— begin —

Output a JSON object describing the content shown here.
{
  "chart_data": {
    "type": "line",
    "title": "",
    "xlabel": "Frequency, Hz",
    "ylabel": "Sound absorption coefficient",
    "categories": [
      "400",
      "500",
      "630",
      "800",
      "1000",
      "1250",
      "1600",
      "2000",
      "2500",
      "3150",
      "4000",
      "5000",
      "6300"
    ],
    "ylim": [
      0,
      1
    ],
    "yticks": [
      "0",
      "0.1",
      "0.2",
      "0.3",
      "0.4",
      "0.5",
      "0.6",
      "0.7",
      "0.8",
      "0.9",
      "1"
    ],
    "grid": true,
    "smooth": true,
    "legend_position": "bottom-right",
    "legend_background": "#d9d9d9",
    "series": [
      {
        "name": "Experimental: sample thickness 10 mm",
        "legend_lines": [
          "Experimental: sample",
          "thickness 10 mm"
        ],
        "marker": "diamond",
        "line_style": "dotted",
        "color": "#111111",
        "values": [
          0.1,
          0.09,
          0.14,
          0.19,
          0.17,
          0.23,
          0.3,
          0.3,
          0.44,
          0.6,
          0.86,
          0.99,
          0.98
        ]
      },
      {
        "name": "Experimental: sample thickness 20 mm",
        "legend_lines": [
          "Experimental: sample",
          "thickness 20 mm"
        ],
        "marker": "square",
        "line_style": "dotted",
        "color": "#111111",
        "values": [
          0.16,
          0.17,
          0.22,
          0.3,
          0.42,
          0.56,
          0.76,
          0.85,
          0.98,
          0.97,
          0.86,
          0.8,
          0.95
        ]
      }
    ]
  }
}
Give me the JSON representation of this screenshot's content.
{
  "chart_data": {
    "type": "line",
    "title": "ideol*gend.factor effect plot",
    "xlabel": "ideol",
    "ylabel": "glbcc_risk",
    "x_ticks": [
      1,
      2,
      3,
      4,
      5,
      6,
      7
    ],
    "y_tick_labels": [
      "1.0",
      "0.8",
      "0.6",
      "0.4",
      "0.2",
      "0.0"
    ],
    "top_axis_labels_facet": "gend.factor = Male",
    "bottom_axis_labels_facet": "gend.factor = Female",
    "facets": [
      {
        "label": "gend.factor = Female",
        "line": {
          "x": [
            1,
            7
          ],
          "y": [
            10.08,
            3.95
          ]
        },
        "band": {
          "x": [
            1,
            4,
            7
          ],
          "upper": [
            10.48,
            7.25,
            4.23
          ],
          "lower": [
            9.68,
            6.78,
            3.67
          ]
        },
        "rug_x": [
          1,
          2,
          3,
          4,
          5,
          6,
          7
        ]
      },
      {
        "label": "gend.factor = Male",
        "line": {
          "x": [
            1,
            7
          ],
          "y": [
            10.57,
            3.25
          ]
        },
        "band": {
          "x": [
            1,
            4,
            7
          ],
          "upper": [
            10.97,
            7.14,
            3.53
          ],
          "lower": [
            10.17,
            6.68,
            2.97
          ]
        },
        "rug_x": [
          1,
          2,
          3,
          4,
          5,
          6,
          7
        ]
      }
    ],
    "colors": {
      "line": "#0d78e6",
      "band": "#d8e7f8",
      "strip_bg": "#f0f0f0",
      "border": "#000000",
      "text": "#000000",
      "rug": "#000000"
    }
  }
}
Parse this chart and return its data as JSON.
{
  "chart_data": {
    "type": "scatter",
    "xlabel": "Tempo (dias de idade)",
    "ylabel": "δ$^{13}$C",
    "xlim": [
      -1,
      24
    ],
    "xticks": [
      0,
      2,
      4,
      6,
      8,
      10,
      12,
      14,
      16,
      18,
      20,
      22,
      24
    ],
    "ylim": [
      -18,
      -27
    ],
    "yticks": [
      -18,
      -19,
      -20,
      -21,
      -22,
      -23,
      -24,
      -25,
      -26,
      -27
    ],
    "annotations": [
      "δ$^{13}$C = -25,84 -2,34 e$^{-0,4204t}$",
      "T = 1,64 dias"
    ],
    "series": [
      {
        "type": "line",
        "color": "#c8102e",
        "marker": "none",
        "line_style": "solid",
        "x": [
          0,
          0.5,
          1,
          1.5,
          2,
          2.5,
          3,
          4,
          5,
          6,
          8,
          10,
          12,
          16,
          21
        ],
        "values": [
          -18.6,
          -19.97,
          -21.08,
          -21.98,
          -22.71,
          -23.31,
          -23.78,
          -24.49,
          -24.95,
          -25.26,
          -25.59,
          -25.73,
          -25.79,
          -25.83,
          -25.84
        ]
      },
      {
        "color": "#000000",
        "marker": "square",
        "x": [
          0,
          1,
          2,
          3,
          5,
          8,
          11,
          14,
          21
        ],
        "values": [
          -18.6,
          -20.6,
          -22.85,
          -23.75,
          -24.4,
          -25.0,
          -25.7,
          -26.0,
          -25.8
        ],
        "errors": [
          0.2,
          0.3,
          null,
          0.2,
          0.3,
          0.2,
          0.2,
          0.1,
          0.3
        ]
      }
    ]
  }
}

— end —

WRITTEN INSTRUCTION:
Write out every entry word for word.

COMPLETE ANSWER:
Output a JSON object describing the content shown here.
{
  "chart_data": {
    "type": "line",
    "title": "",
    "xlabel": "Frequency, Hz",
    "ylabel": "Sound absorption coefficient",
    "categories": [
      "400",
      "500",
      "630",
      "800",
      "1000",
      "1250",
      "1600",
      "2000",
      "2500",
      "3150",
      "4000",
      "5000",
      "6300"
    ],
    "ylim": [
      0,
      1
    ],
    "yticks": [
      "0",
      "0.1",
      "0.2",
      "0.3",
      "0.4",
      "0.5",
      "0.6",
      "0.7",
      "0.8",
      "0.9",
      "1"
    ],
    "grid": true,
    "smooth": true,
    "legend_position": "bottom-right",
    "legend_background": "#d9d9d9",
    "series": [
      {
        "name": "Experimental: sample thickness 10 mm",
        "legend_lines": [
          "Experimental: sample",
          "thickness 10 mm"
        ],
        "marker": "diamond",
        "line_style": "dotted",
        "color": "#111111",
        "values": [
          0.1,
          0.09,
          0.14,
          0.19,
          0.17,
          0.23,
          0.3,
          0.3,
          0.44,
          0.6,
          0.86,
          0.99,
          0.98
        ]
      },
      {
        "name": "Experimental: sample thickness 20 mm",
        "legend_lines": [
          "Experimental: sample",
          "thickness 20 mm"
        ],
        "marker": "square",
        "line_style": "dotted",
        "color": "#111111",
        "values": [
          0.16,
          0.17,
          0.22,
          0.3,
          0.42,
          0.56,
          0.76,
          0.85,
          0.98,
          0.97,
          0.86,
          0.8,
          0.95
        ]
      }
    ]
  }
}
Give me the JSON representation of this screenshot's content.
{
  "chart_data": {
    "type": "line",
    "title": "ideol*gend.factor effect plot",
    "xlabel": "ideol",
    "ylabel": "glbcc_risk",
    "x_ticks": [
      1,
      2,
      3,
      4,
      5,
      6,
      7
    ],
    "y_tick_labels": [
      "1.0",
      "0.8",
      "0.6",
      "0.4",
      "0.2",
      "0.0"
    ],
    "top_axis_labels_facet": "gend.factor = Male",
    "bottom_axis_labels_facet": "gend.factor = Female",
    "facets": [
      {
        "label": "gend.factor = Female",
        "line": {
          "x": [
            1,
            7
          ],
          "y": [
            10.08,
            3.95
          ]
        },
        "band": {
          "x": [
            1,
            4,
            7
          ],
          "upper": [
            10.48,
            7.25,
            4.23
          ],
          "lower": [
            9.68,
            6.78,
            3.67
          ]
        },
        "rug_x": [
          1,
          2,
          3,
          4,
          5,
          6,
          7
        ]
      },
      {
        "label": "gend.factor = Male",
        "line": {
          "x": [
            1,
            7
          ],
          "y": [
            10.57,
            3.25
          ]
        },
        "band": {
          "x": [
            1,
            4,
            7
          ],
          "upper": [
            10.97,
            7.14,
            3.53
          ],
          "lower": [
            10.17,
            6.68,
            2.97
          ]
        },
        "rug_x": [
          1,
          2,
          3,
          4,
          5,
          6,
          7
        ]
      }
    ],
    "colors": {
      "line": "#0d78e6",
      "band": "#d8e7f8",
      "strip_bg": "#f0f0f0",
      "border": "#000000",
      "text": "#000000",
      "rug": "#000000"
    }
  }
}
Parse this chart and return its data as JSON.
{
  "chart_data": {
    "type": "scatter",
    "xlabel": "Tempo (dias de idade)",
    "ylabel": "δ$^{13}$C",
    "xlim": [
      -1,
      24
    ],
    "xticks": [
      0,
      2,
      4,
      6,
      8,
      10,
      12,
      14,
      16,
      18,
      20,
      22,
      24
    ],
    "ylim": [
      -18,
      -27
    ],
    "yticks": [
      -18,
      -19,
      -20,
      -21,
      -22,
      -23,
      -24,
      -25,
      -26,
      -27
    ],
    "annotations": [
      "δ$^{13}$C = -25,84 -2,34 e$^{-0,4204t}$",
      "T = 1,64 dias"
    ],
    "series": [
      {
        "type": "line",
        "color": "#c8102e",
        "marker": "none",
        "line_style": "solid",
        "x": [
          0,
          0.5,
          1,
          1.5,
          2,
          2.5,
          3,
          4,
          5,
          6,
          8,
          10,
          12,
          16,
          21
        ],
        "values": [
          -18.6,
          -19.97,
          -21.08,
          -21.98,
          -22.71,
          -23.31,
          -23.78,
          -24.49,
          -24.95,
          -25.26,
          -25.59,
          -25.73,
          -25.79,
          -25.83,
          -25.84
        ]
      },
      {
        "color": "#000000",
        "marker": "square",
        "x": [
          0,
          1,
          2,
          3,
          5,
          8,
          11,
          14,
          21
        ],
        "values": [
          -18.6,
          -20.6,
          -22.85,
          -23.75,
          -24.4,
          -25.0,
          -25.7,
          -26.0,
          -25.8
        ],
        "errors": [
          0.2,
          0.3,
          null,
          0.2,
          0.3,
          0.2,
          0.2,
          0.1,
          0.3
        ]
      }
    ]
  }
}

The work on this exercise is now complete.